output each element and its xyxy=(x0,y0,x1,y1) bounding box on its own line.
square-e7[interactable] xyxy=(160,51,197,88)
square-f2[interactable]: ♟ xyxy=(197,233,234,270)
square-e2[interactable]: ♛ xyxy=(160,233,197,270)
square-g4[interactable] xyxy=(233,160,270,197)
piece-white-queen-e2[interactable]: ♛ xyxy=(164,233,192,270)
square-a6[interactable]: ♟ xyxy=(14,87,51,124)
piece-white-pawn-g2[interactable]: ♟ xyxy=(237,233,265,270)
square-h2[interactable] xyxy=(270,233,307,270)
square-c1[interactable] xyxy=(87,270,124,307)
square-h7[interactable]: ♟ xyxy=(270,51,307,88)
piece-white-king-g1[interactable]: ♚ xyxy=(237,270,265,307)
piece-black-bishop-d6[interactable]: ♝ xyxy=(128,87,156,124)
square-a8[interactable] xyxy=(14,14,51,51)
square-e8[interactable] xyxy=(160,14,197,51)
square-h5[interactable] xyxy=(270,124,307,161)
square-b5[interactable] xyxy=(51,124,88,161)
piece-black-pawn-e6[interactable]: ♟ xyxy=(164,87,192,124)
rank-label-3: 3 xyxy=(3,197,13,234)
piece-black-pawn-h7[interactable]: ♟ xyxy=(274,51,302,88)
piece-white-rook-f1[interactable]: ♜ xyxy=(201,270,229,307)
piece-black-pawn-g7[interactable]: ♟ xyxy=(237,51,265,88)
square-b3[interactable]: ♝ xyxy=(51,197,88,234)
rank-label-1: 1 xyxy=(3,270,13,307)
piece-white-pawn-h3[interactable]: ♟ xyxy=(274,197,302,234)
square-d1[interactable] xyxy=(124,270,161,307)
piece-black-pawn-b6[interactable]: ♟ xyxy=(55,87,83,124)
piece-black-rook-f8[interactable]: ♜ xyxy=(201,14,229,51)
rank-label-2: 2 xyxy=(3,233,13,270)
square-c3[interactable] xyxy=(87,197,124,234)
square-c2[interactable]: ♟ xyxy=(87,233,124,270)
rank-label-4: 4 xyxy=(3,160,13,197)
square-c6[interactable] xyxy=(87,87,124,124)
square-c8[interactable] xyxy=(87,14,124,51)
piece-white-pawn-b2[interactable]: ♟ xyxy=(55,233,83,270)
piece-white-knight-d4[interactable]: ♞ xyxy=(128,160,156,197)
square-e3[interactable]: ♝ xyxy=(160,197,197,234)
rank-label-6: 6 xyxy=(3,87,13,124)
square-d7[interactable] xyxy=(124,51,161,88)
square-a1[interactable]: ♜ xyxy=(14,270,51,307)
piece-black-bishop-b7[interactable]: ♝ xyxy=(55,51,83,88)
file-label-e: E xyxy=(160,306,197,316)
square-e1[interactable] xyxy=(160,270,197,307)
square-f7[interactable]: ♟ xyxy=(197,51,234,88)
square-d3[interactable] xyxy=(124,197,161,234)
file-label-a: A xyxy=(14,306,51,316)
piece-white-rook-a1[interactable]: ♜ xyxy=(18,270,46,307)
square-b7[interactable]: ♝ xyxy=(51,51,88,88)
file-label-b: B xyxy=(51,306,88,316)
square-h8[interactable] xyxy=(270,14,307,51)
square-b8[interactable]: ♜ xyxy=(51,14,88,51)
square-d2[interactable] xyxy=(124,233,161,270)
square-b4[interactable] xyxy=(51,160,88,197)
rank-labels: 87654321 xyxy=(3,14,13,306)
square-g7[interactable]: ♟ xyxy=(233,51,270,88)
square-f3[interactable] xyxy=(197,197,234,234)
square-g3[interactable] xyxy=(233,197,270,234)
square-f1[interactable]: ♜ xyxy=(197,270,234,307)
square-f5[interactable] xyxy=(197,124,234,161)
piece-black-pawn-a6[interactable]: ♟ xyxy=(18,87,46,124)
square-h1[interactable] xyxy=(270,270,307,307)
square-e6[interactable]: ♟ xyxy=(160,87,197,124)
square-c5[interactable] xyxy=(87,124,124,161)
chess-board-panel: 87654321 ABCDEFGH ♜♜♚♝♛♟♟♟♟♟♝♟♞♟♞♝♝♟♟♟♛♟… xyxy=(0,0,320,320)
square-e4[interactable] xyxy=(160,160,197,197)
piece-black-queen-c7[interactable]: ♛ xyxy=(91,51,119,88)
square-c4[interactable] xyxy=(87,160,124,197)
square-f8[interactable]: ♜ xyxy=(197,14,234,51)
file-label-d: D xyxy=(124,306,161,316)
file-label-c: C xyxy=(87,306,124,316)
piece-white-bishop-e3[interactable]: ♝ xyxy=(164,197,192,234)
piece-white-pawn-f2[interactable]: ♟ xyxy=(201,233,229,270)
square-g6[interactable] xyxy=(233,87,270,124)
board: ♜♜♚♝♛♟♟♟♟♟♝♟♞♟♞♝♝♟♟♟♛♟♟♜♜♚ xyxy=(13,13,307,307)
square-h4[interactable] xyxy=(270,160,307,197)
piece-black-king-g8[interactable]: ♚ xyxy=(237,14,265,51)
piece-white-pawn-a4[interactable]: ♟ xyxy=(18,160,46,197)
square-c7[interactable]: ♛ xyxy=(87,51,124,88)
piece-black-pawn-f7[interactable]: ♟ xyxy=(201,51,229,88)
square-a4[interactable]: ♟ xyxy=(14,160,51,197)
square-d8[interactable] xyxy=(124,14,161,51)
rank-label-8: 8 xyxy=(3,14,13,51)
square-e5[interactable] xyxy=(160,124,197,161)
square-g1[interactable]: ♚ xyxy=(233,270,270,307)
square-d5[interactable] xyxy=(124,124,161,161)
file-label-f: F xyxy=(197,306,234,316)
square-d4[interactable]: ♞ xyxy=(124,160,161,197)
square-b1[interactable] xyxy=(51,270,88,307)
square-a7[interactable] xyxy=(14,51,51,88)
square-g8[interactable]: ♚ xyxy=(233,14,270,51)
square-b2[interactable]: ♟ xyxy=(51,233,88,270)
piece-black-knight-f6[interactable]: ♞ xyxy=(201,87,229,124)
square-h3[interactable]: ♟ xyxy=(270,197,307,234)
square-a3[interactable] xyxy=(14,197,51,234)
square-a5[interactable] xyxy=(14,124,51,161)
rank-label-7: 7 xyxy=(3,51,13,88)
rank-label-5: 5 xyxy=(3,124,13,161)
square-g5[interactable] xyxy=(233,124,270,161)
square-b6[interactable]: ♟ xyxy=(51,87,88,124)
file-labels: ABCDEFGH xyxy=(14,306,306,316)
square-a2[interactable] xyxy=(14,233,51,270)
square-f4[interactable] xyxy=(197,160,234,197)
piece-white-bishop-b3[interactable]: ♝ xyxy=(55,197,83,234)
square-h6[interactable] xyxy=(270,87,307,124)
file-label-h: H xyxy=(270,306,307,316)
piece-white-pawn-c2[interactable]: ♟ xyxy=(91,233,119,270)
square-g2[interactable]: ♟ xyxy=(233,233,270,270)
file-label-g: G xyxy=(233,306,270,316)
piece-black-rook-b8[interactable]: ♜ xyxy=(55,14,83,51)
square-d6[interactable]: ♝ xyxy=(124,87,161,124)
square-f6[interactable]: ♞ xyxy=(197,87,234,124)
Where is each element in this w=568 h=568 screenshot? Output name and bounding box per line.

--*--

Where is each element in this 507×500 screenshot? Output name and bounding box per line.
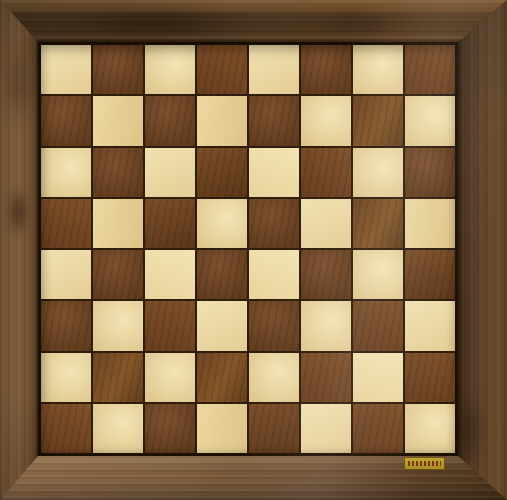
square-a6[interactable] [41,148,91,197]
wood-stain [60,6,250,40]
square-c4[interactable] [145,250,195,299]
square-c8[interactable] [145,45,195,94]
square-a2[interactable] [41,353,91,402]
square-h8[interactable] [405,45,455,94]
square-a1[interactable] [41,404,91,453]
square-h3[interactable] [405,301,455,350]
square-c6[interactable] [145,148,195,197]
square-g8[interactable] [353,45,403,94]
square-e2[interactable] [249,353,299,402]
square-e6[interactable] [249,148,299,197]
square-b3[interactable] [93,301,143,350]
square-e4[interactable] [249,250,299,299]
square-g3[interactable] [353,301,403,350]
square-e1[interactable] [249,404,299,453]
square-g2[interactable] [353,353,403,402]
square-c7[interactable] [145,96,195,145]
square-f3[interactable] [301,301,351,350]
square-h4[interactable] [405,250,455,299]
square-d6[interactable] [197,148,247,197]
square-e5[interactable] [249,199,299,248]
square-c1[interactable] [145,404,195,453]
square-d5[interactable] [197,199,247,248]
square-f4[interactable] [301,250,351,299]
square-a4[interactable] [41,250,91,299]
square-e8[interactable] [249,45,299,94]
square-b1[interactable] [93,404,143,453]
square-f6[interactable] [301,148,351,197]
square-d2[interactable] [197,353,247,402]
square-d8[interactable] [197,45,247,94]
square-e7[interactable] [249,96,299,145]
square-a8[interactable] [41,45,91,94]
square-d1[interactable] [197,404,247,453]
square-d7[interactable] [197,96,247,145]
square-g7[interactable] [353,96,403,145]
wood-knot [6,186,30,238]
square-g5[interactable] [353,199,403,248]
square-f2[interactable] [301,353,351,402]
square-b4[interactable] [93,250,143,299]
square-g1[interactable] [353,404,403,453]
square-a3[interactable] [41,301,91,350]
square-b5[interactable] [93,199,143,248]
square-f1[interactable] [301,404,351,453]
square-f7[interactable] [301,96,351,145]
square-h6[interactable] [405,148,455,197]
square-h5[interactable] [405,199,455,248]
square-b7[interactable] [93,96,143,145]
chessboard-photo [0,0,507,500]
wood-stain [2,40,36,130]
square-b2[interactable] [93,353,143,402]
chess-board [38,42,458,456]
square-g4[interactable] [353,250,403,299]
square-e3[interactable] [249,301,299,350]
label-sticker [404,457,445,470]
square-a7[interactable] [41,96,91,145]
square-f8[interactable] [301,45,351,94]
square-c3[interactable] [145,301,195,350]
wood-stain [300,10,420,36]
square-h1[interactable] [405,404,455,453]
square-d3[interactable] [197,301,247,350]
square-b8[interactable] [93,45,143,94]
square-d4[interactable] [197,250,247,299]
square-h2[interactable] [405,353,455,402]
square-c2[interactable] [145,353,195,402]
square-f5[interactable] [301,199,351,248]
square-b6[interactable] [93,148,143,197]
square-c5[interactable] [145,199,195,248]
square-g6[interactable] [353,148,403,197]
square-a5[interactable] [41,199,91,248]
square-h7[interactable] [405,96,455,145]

--*--

Given request. Please recast the material as a JSON list of strings, one string per line with blank lines omitted, starting at the line that has "output each element" and stopping after the line that has "square-h2[interactable] xyxy=(270,233,307,270)".

Finished answer.
[
  "output each element and its xyxy=(x0,y0,x1,y1) bounding box on its own line.",
  "square-e7[interactable] xyxy=(160,51,197,88)",
  "square-f2[interactable]: ♟ xyxy=(197,233,234,270)",
  "square-e2[interactable]: ♛ xyxy=(160,233,197,270)",
  "square-g4[interactable] xyxy=(233,160,270,197)",
  "piece-white-queen-e2[interactable]: ♛ xyxy=(164,233,192,270)",
  "square-a6[interactable]: ♟ xyxy=(14,87,51,124)",
  "piece-white-pawn-g2[interactable]: ♟ xyxy=(237,233,265,270)",
  "square-h2[interactable] xyxy=(270,233,307,270)"
]